┌────────

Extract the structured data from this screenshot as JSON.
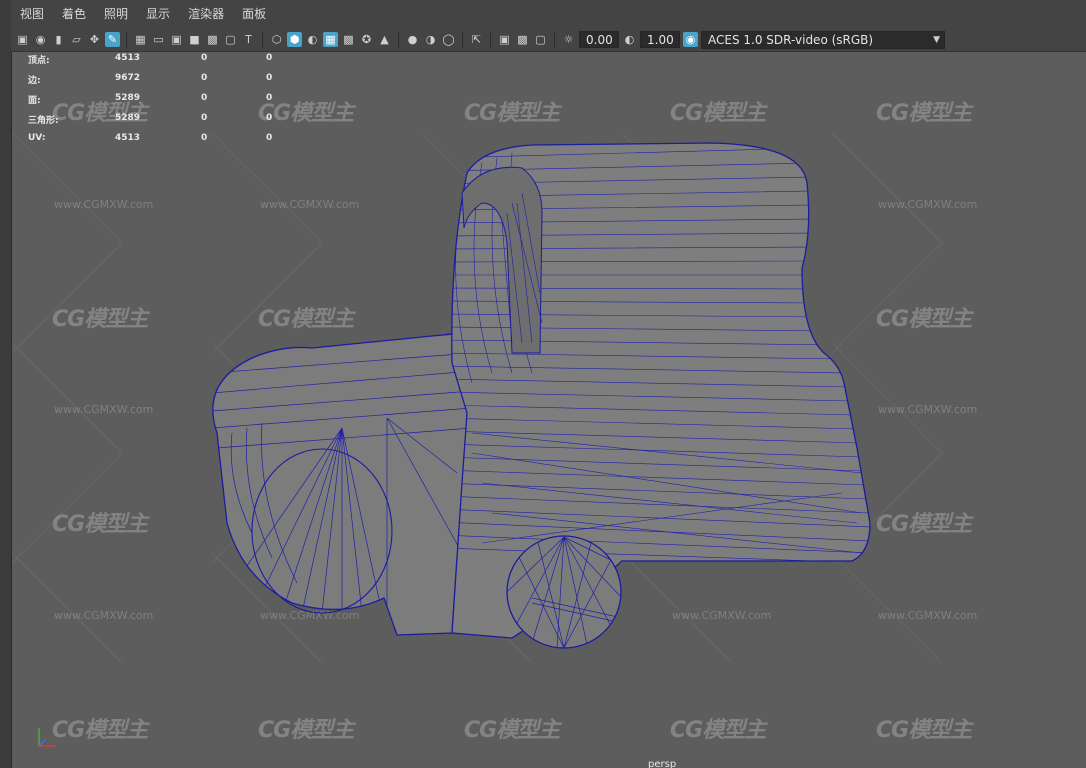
{
  "menu": [
    "视图",
    "着色",
    "照明",
    "显示",
    "渲染器",
    "面板"
  ],
  "toolbar": {
    "exposure_value": "0.00",
    "gamma_value": "1.00",
    "color_space": "ACES 1.0 SDR-video (sRGB)",
    "icons": [
      "select-camera-icon",
      "camera-attributes-icon",
      "bookmark-icon",
      "image-plane-icon",
      "2d-pan-icon",
      "grease-pencil-icon",
      "grid-icon",
      "film-gate-icon",
      "resolution-gate-icon",
      "gate-mask-icon",
      "field-chart-icon",
      "safe-action-icon",
      "safe-title-icon",
      "wireframe-icon",
      "smooth-shade-icon",
      "use-default-material-icon",
      "wireframe-on-shaded-icon",
      "xray-icon",
      "default-lighting-icon",
      "shadows-icon",
      "screen-space-ao-icon",
      "motion-blur-icon",
      "anti-aliasing-icon",
      "isolate-select-icon",
      "xray-joints-icon",
      "xray-active-icon",
      "backface-culling-icon",
      "exposure-icon",
      "gamma-icon",
      "color-management-icon"
    ],
    "active_icons": [
      "smooth-shade-icon",
      "wireframe-on-shaded-icon",
      "grease-pencil-icon"
    ]
  },
  "hud": {
    "rows": [
      {
        "label": "顶点:",
        "v1": "4513",
        "v2": "0",
        "v3": "0"
      },
      {
        "label": "边:",
        "v1": "9672",
        "v2": "0",
        "v3": "0"
      },
      {
        "label": "面:",
        "v1": "5289",
        "v2": "0",
        "v3": "0"
      },
      {
        "label": "三角形:",
        "v1": "5289",
        "v2": "0",
        "v3": "0"
      },
      {
        "label": "UV:",
        "v1": "4513",
        "v2": "0",
        "v3": "0"
      }
    ]
  },
  "watermark": {
    "logo_text": "CG模型主",
    "url_text": "www.CGMXW.com"
  },
  "camera_label": "persp",
  "colors": {
    "viewport_bg": "#5d5d5d",
    "mesh_fill": "#7a7a7a",
    "wire": "#1c1c9e",
    "accent": "#4aa3c9"
  }
}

└────────

■ Your goal:
Say the number of lines in the records above that include the string "grease", and no more.

■ The answer:
2